::: Document segment :::

Johannes von Gmünd is also the name of a 14th-century architect, see Basel Münster.

Johannes von Gmunden (; c. 1380/84 – February 23, 1442) was a German/Austrian astronomer, mathematician, humanist and early instrument maker.

Biography
Johannes von Gmunden received the degree of a Master of Arts at the University of Vienna in 1406. From 1408, he was a lecturer at Vienna, lecturing on Aristotle's Physics (1408) and Meteora (1409, 1411), Peter of Spain (1410) and Algorismus de minutiis (1412). He fell seriously ill in 1412.

::: Data section :::

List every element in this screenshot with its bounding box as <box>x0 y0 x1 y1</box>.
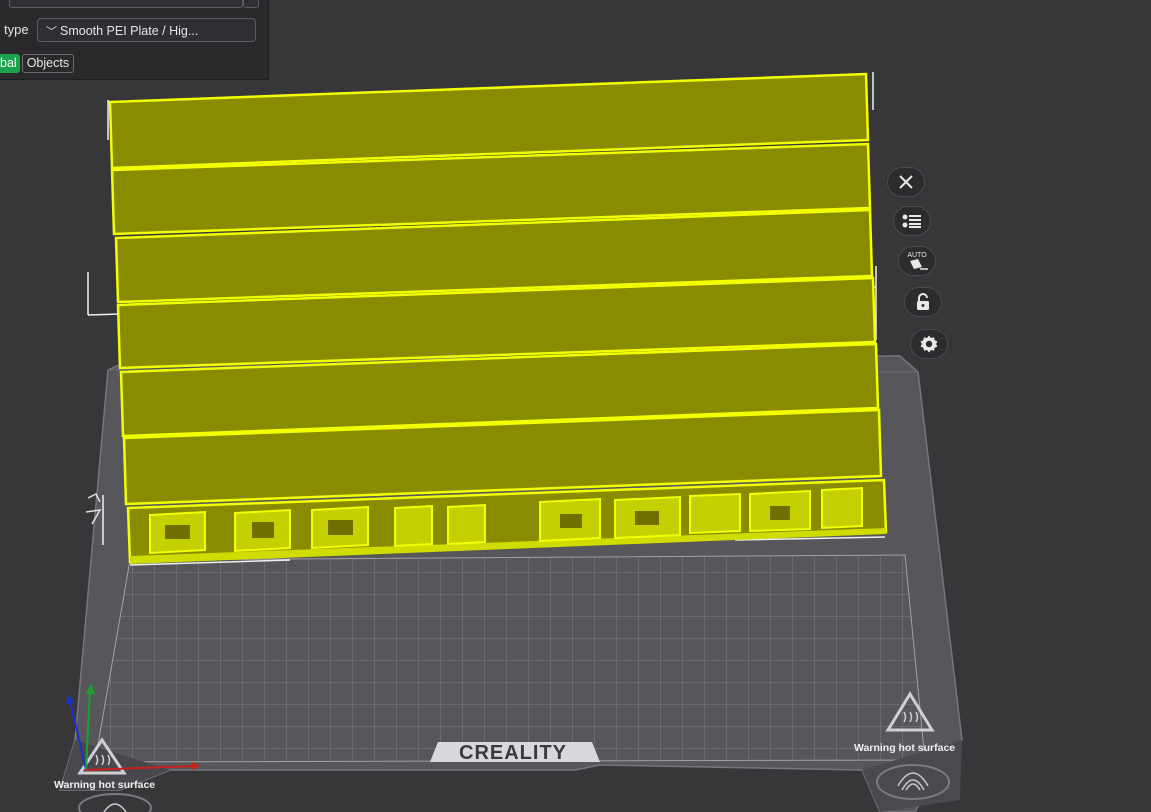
fingerprint-icon <box>78 793 152 812</box>
tab-objects[interactable]: Objects <box>21 54 75 73</box>
lock-button[interactable] <box>904 287 942 317</box>
printer-combo[interactable] <box>9 0 243 8</box>
object-list-button[interactable] <box>893 206 931 236</box>
close-icon <box>899 175 913 189</box>
auto-orient-icon: AUTO <box>907 252 928 270</box>
list-icon <box>902 214 921 228</box>
settings-tabs: bal Objects <box>0 54 75 73</box>
chevron-down-icon: ﹀ <box>46 26 57 38</box>
lock-icon <box>917 293 929 310</box>
warning-text-right: Warning hot surface <box>854 742 955 754</box>
plate-settings-panel: type ﹀ Smooth PEI Plate / Hig... bal Obje… <box>0 0 269 80</box>
auto-orient-button[interactable]: AUTO <box>898 246 936 276</box>
auto-label: AUTO <box>907 252 927 259</box>
printer-settings-button[interactable] <box>243 0 259 8</box>
settings-button[interactable] <box>910 329 948 359</box>
gear-icon <box>920 335 938 353</box>
3d-model[interactable] <box>108 72 888 564</box>
plate-type-dropdown[interactable]: ﹀ Smooth PEI Plate / Hig... <box>37 18 256 42</box>
close-button[interactable] <box>887 167 925 197</box>
tab-global[interactable]: bal <box>0 54 20 73</box>
plate-type-label: type <box>4 22 29 37</box>
warning-text-left: Warning hot surface <box>54 779 155 791</box>
bed-brand-text: CREALITY <box>459 742 567 764</box>
3d-viewport[interactable]: CREALITY Warning hot surface Warning hot… <box>0 0 1151 812</box>
plate-type-value: Smooth PEI Plate / Hig... <box>60 24 199 38</box>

:::

Task instructions:
a – In the text on Johannes von Gmunden, rewrite the paragraph beginning "Johannes von Gmunden received the degree" as a short list that keeps its main facts.
b – Write out word for word the stretch of the text on Johannes von Gmunden from "Johannes von Gmünd" through "early instrument maker.".

Final results:
a –
- 1406: earned a Master of Arts at the University of Vienna.
- From 1408: lecturer at Vienna, teaching Aristotle's Physics (1408) and Meteora (1409, 1411), Peter of Spain (1410), and Algorismus de minutiis (1412).
- 1412: fell seriously ill.

b –
Johannes von Gmünd is also the name of a 14th-century architect, see Basel Münster.

Johannes von Gmunden (; c. 1380/84 – February 23, 1442) was a German/Austrian astronomer, mathematician, humanist and early instrument maker.